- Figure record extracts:
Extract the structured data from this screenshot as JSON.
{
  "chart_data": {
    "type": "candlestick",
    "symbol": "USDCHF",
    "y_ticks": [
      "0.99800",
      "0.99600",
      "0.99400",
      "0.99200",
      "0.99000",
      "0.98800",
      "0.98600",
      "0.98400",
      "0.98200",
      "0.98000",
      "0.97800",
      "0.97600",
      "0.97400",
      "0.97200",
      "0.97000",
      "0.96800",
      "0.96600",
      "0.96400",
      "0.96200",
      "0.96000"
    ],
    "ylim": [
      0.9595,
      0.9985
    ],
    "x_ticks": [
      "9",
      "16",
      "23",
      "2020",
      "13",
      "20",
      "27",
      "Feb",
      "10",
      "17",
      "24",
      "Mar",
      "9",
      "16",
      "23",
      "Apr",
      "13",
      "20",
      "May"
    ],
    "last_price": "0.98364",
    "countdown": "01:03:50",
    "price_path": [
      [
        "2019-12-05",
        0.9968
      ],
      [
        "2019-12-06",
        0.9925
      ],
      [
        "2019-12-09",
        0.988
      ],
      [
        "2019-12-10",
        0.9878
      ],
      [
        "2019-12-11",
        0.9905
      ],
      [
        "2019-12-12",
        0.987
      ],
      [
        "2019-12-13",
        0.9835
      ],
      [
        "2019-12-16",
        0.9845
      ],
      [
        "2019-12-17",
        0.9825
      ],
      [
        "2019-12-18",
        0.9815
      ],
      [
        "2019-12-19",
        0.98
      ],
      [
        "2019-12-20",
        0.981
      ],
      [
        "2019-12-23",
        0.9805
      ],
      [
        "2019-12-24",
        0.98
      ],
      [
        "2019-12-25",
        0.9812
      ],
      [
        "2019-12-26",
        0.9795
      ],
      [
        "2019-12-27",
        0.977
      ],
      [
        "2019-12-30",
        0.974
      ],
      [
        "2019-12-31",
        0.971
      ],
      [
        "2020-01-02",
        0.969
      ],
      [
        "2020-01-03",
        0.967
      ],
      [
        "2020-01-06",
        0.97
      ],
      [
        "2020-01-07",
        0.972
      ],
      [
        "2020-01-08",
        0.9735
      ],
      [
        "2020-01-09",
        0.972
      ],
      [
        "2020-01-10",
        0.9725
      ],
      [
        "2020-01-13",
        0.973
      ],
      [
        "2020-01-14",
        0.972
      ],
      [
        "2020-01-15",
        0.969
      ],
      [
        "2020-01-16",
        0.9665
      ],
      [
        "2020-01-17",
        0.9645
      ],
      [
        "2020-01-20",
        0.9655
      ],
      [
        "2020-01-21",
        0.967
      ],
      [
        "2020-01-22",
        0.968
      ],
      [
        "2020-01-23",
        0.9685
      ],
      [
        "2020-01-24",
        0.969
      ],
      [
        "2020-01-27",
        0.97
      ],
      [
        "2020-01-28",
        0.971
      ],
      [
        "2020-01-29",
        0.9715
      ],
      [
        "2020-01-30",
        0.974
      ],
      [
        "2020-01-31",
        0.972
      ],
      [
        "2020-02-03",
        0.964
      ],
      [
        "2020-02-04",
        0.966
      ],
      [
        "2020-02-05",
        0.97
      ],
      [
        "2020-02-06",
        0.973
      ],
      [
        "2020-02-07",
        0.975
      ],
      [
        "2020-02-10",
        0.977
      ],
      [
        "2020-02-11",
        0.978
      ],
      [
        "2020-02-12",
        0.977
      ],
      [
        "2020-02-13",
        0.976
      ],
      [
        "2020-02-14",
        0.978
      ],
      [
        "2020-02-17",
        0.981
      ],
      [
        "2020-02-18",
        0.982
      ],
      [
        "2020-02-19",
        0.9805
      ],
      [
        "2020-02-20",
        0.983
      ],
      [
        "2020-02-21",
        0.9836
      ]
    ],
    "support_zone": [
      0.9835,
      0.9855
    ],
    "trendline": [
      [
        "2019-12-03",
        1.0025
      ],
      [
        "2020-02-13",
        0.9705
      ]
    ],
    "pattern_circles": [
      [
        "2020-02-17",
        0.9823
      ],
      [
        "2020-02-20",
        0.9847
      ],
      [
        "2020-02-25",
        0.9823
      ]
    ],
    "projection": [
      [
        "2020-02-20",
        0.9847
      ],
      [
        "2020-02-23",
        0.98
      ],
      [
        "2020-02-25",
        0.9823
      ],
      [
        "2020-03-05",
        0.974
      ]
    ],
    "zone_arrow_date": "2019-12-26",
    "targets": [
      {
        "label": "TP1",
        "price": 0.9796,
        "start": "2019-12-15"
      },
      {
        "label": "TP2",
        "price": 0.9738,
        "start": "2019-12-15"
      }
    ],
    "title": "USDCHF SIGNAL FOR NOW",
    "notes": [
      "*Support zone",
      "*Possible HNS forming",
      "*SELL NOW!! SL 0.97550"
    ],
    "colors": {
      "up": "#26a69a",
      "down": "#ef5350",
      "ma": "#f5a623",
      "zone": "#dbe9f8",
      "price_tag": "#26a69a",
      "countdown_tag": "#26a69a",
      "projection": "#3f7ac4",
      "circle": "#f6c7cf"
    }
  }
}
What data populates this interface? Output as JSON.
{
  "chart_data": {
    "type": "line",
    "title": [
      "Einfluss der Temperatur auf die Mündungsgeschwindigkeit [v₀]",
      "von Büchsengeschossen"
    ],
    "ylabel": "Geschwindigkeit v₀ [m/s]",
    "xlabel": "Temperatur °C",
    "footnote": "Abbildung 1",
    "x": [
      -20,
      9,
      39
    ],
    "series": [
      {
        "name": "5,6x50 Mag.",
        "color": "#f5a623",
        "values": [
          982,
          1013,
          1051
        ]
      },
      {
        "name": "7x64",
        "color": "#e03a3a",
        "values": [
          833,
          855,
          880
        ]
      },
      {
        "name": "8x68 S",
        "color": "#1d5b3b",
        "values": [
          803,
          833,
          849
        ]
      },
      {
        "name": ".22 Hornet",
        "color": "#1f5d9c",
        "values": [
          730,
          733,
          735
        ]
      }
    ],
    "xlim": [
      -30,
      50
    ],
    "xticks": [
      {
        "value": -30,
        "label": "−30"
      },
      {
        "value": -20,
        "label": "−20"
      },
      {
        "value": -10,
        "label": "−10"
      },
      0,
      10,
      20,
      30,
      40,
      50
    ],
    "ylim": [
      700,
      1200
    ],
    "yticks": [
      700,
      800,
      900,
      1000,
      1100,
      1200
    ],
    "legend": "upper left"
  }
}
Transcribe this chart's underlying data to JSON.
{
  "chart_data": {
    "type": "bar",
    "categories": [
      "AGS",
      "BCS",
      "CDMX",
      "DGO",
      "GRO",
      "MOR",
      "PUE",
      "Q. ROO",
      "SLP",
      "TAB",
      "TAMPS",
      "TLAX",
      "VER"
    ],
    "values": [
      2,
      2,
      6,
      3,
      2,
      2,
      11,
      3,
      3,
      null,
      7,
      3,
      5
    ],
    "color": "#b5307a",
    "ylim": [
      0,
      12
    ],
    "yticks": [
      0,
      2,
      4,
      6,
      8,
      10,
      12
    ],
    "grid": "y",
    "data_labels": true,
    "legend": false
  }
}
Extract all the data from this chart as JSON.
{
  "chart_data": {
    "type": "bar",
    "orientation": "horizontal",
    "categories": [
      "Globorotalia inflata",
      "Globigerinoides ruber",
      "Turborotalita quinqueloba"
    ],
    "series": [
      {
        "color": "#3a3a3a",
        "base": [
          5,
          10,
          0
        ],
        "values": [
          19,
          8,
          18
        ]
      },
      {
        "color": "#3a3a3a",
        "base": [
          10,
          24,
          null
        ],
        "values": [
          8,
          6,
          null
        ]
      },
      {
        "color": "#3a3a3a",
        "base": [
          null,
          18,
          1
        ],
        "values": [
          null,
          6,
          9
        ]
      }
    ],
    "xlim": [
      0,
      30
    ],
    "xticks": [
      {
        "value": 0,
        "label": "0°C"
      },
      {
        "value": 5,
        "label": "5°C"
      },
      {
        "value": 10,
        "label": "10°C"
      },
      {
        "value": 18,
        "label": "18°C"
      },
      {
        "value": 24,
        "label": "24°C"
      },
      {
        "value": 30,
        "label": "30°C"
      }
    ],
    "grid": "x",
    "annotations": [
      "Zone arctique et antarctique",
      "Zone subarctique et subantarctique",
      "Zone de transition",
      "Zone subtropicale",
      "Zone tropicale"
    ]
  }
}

- Task goal: Figure out how many lines of the data above include "this", then give the number and nothing more.

- Task result: 4